**Supplied material**
◇ ◇ ◇ ◇
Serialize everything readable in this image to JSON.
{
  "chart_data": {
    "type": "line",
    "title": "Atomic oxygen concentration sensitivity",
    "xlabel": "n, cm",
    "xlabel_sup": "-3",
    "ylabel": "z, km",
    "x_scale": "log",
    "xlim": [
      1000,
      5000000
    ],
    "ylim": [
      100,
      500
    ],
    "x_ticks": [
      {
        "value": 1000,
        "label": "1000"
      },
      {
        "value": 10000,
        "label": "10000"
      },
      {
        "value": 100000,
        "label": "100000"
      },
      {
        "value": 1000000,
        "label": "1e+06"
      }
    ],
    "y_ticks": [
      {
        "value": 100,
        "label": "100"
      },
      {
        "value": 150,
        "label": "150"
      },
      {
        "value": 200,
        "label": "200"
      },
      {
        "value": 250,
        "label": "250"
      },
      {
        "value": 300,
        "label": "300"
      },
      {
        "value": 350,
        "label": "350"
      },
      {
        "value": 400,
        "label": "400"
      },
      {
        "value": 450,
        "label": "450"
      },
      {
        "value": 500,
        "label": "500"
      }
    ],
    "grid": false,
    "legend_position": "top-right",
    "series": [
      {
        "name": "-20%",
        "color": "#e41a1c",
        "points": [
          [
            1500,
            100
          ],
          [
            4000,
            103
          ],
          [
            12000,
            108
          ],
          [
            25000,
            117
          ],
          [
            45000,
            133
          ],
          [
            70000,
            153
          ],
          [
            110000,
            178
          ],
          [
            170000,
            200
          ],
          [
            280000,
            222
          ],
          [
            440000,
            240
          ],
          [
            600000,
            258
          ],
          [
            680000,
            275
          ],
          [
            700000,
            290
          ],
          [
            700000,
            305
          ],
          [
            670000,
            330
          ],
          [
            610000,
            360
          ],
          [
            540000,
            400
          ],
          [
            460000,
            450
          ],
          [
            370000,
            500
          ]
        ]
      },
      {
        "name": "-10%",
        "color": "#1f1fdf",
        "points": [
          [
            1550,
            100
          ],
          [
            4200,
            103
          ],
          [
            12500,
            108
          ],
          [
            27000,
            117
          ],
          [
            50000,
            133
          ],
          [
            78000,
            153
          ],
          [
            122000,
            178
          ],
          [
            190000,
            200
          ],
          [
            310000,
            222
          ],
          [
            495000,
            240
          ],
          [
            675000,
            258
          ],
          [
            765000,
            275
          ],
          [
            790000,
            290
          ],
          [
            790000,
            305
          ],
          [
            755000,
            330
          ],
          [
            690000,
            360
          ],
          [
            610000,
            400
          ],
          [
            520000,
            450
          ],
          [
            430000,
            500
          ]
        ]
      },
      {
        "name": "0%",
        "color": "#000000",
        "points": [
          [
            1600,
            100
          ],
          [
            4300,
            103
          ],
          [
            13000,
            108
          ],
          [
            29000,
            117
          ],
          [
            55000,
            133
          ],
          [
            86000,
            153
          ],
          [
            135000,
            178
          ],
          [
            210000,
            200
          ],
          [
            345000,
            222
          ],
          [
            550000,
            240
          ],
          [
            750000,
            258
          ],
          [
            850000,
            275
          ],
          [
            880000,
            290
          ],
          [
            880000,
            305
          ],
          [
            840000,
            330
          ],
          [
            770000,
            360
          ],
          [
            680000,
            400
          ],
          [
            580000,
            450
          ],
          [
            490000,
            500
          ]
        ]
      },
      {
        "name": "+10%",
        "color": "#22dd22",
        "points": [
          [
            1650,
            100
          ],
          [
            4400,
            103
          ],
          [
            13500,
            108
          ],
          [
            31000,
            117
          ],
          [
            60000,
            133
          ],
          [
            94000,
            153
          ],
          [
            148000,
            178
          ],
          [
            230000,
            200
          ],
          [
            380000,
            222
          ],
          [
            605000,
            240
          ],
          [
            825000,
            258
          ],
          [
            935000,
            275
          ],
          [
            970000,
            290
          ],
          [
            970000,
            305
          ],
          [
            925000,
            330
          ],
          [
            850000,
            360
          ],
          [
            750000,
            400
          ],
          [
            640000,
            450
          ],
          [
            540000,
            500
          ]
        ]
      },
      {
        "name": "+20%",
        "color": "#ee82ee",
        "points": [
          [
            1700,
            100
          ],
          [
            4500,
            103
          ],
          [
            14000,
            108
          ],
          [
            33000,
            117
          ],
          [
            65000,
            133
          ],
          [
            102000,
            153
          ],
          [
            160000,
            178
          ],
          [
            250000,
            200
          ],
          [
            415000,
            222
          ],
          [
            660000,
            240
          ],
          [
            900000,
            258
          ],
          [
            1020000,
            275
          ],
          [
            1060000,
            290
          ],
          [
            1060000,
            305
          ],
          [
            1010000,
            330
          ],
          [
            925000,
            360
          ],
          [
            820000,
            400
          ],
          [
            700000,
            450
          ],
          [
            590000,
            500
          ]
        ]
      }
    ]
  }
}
◇ ◇ ◇ ◇
**What the task asks**
Show all lines from the records above where the word "color" occurs.

**Task answer**
        "color": "#e41a1c",
        "color": "#1f1fdf",
        "color": "#000000",
        "color": "#22dd22",
        "color": "#ee82ee",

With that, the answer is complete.